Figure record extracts
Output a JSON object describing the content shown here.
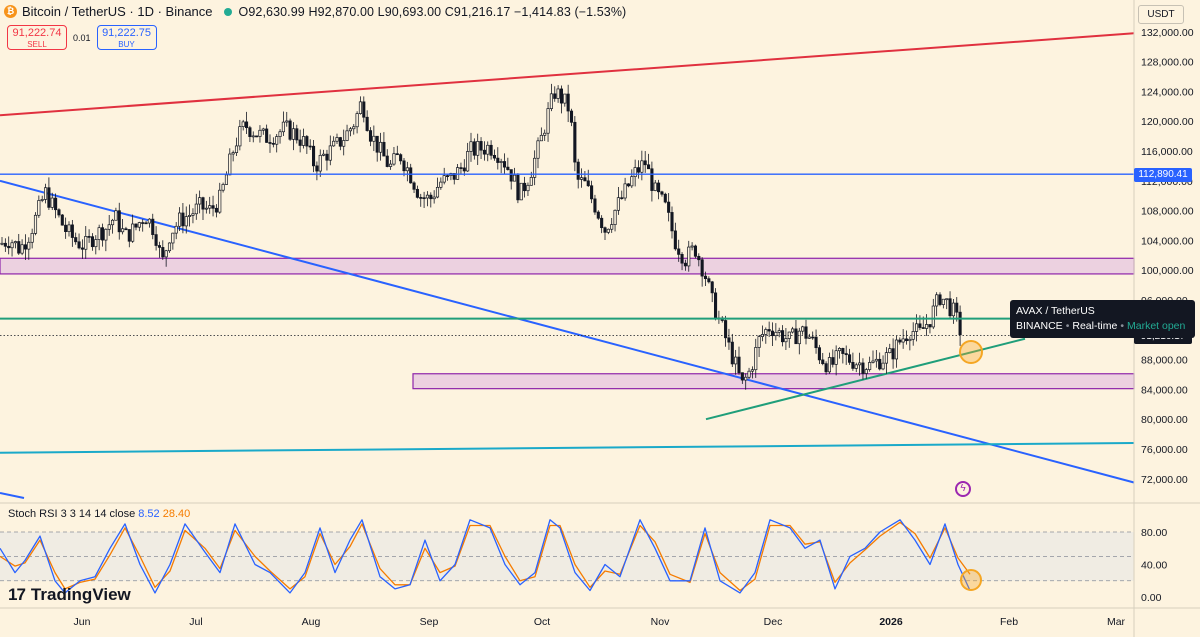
{
  "header": {
    "symbol_title": "Bitcoin / TetherUS · 1D · Binance",
    "symbol_icon": "bitcoin-icon",
    "ohlc": {
      "open": "O92,630.99",
      "high": "H92,870.00",
      "low": "L90,693.00",
      "close": "C91,216.17",
      "change": "−1,414.83 (−1.53%)"
    }
  },
  "trade": {
    "sell_price": "91,222.74",
    "sell_label": "SELL",
    "spread": "0.01",
    "buy_price": "91,222.75",
    "buy_label": "BUY"
  },
  "currency": "USDT",
  "tooltip": {
    "symbol": "AVAX / TetherUS",
    "exchange": "BINANCE",
    "feed": "Real-time",
    "status": "Market open"
  },
  "price_axis": {
    "labels": [
      "132,000.00",
      "128,000.00",
      "124,000.00",
      "120,000.00",
      "116,000.00",
      "112,000.00",
      "108,000.00",
      "104,000.00",
      "100,000.00",
      "96,000.00",
      "92,000.00",
      "88,000.00",
      "84,000.00",
      "80,000.00",
      "76,000.00",
      "72,000.00"
    ],
    "horizontal_level_tag": "112,890.41",
    "current_price_tag": "91,216.17"
  },
  "time_axis": {
    "labels": [
      "Jun",
      "Jul",
      "Aug",
      "Sep",
      "Oct",
      "Nov",
      "Dec",
      "2026",
      "Feb",
      "Mar"
    ]
  },
  "rsi": {
    "legend": "Stoch RSI 3 3 14 14 close",
    "k_value": "8.52",
    "d_value": "28.40",
    "axis_labels": [
      "80.00",
      "40.00",
      "0.00"
    ],
    "levels": [
      80,
      50,
      20
    ]
  },
  "branding": {
    "logo_text": "TradingView",
    "logo_mark": "17"
  },
  "colors": {
    "background": "#fdf3df",
    "up": "#131722",
    "resistance_line": "#e0303f",
    "blue_line": "#2962ff",
    "green_line": "#1f9e7a",
    "cyan_line": "#1aa9c9",
    "zone_fill": "#e6c5e0",
    "zone_border": "#8e24aa",
    "rsi_k": "#2962ff",
    "rsi_d": "#f57c00",
    "highlight_circle": "#f5a623"
  },
  "chart_data": {
    "type": "candlestick",
    "symbol": "BTCUSDT",
    "timeframe": "1D",
    "ylim": [
      70000,
      134000
    ],
    "x_range": [
      "2025-05-01",
      "2026-03-08"
    ],
    "close_path": [
      [
        0,
        103500
      ],
      [
        10,
        104200
      ],
      [
        20,
        102800
      ],
      [
        30,
        105000
      ],
      [
        40,
        108500
      ],
      [
        45,
        110500
      ],
      [
        55,
        108000
      ],
      [
        65,
        105500
      ],
      [
        75,
        104000
      ],
      [
        85,
        103200
      ],
      [
        95,
        104800
      ],
      [
        105,
        105500
      ],
      [
        115,
        107200
      ],
      [
        125,
        104500
      ],
      [
        135,
        105600
      ],
      [
        145,
        107500
      ],
      [
        155,
        105300
      ],
      [
        162,
        100800
      ],
      [
        170,
        105000
      ],
      [
        180,
        106700
      ],
      [
        190,
        107500
      ],
      [
        200,
        108500
      ],
      [
        210,
        108000
      ],
      [
        220,
        109500
      ],
      [
        228,
        113500
      ],
      [
        235,
        117000
      ],
      [
        245,
        119500
      ],
      [
        255,
        118500
      ],
      [
        265,
        117800
      ],
      [
        275,
        118200
      ],
      [
        285,
        119000
      ],
      [
        295,
        118300
      ],
      [
        305,
        117000
      ],
      [
        315,
        114000
      ],
      [
        325,
        115500
      ],
      [
        335,
        116500
      ],
      [
        345,
        118000
      ],
      [
        355,
        120000
      ],
      [
        362,
        122800
      ],
      [
        370,
        118500
      ],
      [
        380,
        116000
      ],
      [
        390,
        113800
      ],
      [
        400,
        115500
      ],
      [
        410,
        113000
      ],
      [
        420,
        110000
      ],
      [
        430,
        109500
      ],
      [
        440,
        111800
      ],
      [
        450,
        112200
      ],
      [
        460,
        113500
      ],
      [
        470,
        116000
      ],
      [
        480,
        116300
      ],
      [
        490,
        116600
      ],
      [
        500,
        115500
      ],
      [
        510,
        113300
      ],
      [
        520,
        110000
      ],
      [
        530,
        113000
      ],
      [
        540,
        117000
      ],
      [
        548,
        121000
      ],
      [
        555,
        124000
      ],
      [
        562,
        123000
      ],
      [
        570,
        121500
      ],
      [
        576,
        112200
      ],
      [
        585,
        111500
      ],
      [
        595,
        108700
      ],
      [
        605,
        105500
      ],
      [
        615,
        108000
      ],
      [
        625,
        110500
      ],
      [
        635,
        113000
      ],
      [
        645,
        114500
      ],
      [
        655,
        110500
      ],
      [
        665,
        108500
      ],
      [
        675,
        104000
      ],
      [
        685,
        101500
      ],
      [
        695,
        103000
      ],
      [
        705,
        99500
      ],
      [
        712,
        95800
      ],
      [
        720,
        93000
      ],
      [
        728,
        90000
      ],
      [
        735,
        87500
      ],
      [
        742,
        84500
      ],
      [
        750,
        86500
      ],
      [
        760,
        91000
      ],
      [
        770,
        92500
      ],
      [
        780,
        91500
      ],
      [
        790,
        90500
      ],
      [
        800,
        92000
      ],
      [
        810,
        91000
      ],
      [
        820,
        88500
      ],
      [
        830,
        87000
      ],
      [
        840,
        88500
      ],
      [
        850,
        88000
      ],
      [
        860,
        87500
      ],
      [
        870,
        87200
      ],
      [
        880,
        88000
      ],
      [
        890,
        88500
      ],
      [
        900,
        90500
      ],
      [
        910,
        92000
      ],
      [
        920,
        91500
      ],
      [
        930,
        93500
      ],
      [
        940,
        96500
      ],
      [
        948,
        95500
      ],
      [
        955,
        94000
      ],
      [
        962,
        91216
      ]
    ],
    "horizontal_levels": [
      112890.41,
      93500
    ],
    "zones": [
      {
        "from_x": 0,
        "to_x": 1134,
        "low": 99500,
        "high": 101600
      },
      {
        "from_x": 413,
        "to_x": 1134,
        "low": 84100,
        "high": 86100
      }
    ],
    "trendlines": [
      {
        "name": "resistance",
        "points": [
          [
            0,
            120800
          ],
          [
            1134,
            131800
          ]
        ]
      },
      {
        "name": "descending",
        "points": [
          [
            0,
            112000
          ],
          [
            1134,
            71500
          ]
        ]
      },
      {
        "name": "ascending",
        "points": [
          [
            706,
            80000
          ],
          [
            1025,
            90800
          ]
        ]
      },
      {
        "name": "long-term",
        "points": [
          [
            0,
            75500
          ],
          [
            1134,
            76800
          ]
        ]
      }
    ],
    "stoch_rsi": {
      "k": [
        [
          0,
          60
        ],
        [
          15,
          30
        ],
        [
          25,
          45
        ],
        [
          40,
          75
        ],
        [
          55,
          20
        ],
        [
          65,
          5
        ],
        [
          80,
          20
        ],
        [
          95,
          25
        ],
        [
          110,
          60
        ],
        [
          125,
          90
        ],
        [
          140,
          40
        ],
        [
          155,
          5
        ],
        [
          170,
          40
        ],
        [
          185,
          90
        ],
        [
          205,
          55
        ],
        [
          220,
          30
        ],
        [
          235,
          90
        ],
        [
          255,
          40
        ],
        [
          270,
          30
        ],
        [
          290,
          5
        ],
        [
          305,
          30
        ],
        [
          320,
          85
        ],
        [
          335,
          30
        ],
        [
          350,
          70
        ],
        [
          362,
          95
        ],
        [
          380,
          25
        ],
        [
          395,
          10
        ],
        [
          410,
          15
        ],
        [
          425,
          70
        ],
        [
          440,
          20
        ],
        [
          455,
          40
        ],
        [
          470,
          95
        ],
        [
          490,
          85
        ],
        [
          505,
          40
        ],
        [
          520,
          15
        ],
        [
          535,
          30
        ],
        [
          550,
          95
        ],
        [
          560,
          85
        ],
        [
          575,
          30
        ],
        [
          590,
          8
        ],
        [
          605,
          40
        ],
        [
          620,
          25
        ],
        [
          640,
          95
        ],
        [
          655,
          60
        ],
        [
          670,
          20
        ],
        [
          690,
          20
        ],
        [
          705,
          85
        ],
        [
          720,
          20
        ],
        [
          740,
          5
        ],
        [
          755,
          30
        ],
        [
          770,
          95
        ],
        [
          790,
          85
        ],
        [
          805,
          60
        ],
        [
          820,
          70
        ],
        [
          835,
          10
        ],
        [
          850,
          50
        ],
        [
          865,
          60
        ],
        [
          880,
          80
        ],
        [
          900,
          95
        ],
        [
          915,
          70
        ],
        [
          930,
          40
        ],
        [
          945,
          90
        ],
        [
          958,
          40
        ],
        [
          970,
          8
        ]
      ],
      "d": [
        [
          0,
          50
        ],
        [
          15,
          38
        ],
        [
          25,
          42
        ],
        [
          40,
          70
        ],
        [
          55,
          30
        ],
        [
          65,
          10
        ],
        [
          80,
          18
        ],
        [
          95,
          22
        ],
        [
          110,
          52
        ],
        [
          125,
          85
        ],
        [
          140,
          50
        ],
        [
          155,
          12
        ],
        [
          170,
          32
        ],
        [
          185,
          82
        ],
        [
          205,
          60
        ],
        [
          220,
          35
        ],
        [
          235,
          82
        ],
        [
          255,
          50
        ],
        [
          270,
          32
        ],
        [
          290,
          10
        ],
        [
          305,
          25
        ],
        [
          320,
          78
        ],
        [
          335,
          40
        ],
        [
          350,
          62
        ],
        [
          362,
          90
        ],
        [
          380,
          35
        ],
        [
          395,
          15
        ],
        [
          410,
          15
        ],
        [
          425,
          60
        ],
        [
          440,
          30
        ],
        [
          455,
          38
        ],
        [
          470,
          88
        ],
        [
          490,
          88
        ],
        [
          505,
          50
        ],
        [
          520,
          20
        ],
        [
          535,
          25
        ],
        [
          550,
          88
        ],
        [
          560,
          88
        ],
        [
          575,
          40
        ],
        [
          590,
          12
        ],
        [
          605,
          32
        ],
        [
          620,
          28
        ],
        [
          640,
          88
        ],
        [
          655,
          68
        ],
        [
          670,
          28
        ],
        [
          690,
          18
        ],
        [
          705,
          78
        ],
        [
          720,
          30
        ],
        [
          740,
          8
        ],
        [
          755,
          22
        ],
        [
          770,
          88
        ],
        [
          790,
          88
        ],
        [
          805,
          65
        ],
        [
          820,
          68
        ],
        [
          835,
          18
        ],
        [
          850,
          42
        ],
        [
          865,
          58
        ],
        [
          880,
          75
        ],
        [
          900,
          92
        ],
        [
          915,
          78
        ],
        [
          930,
          48
        ],
        [
          945,
          85
        ],
        [
          958,
          48
        ],
        [
          970,
          28
        ]
      ]
    }
  }
}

- WHAT IS ASKED -
Copy each line of the records containing the string "name".

- TASK RESULT -
        "name": "resistance",
        "name": "descending",
        "name": "ascending",
        "name": "long-term",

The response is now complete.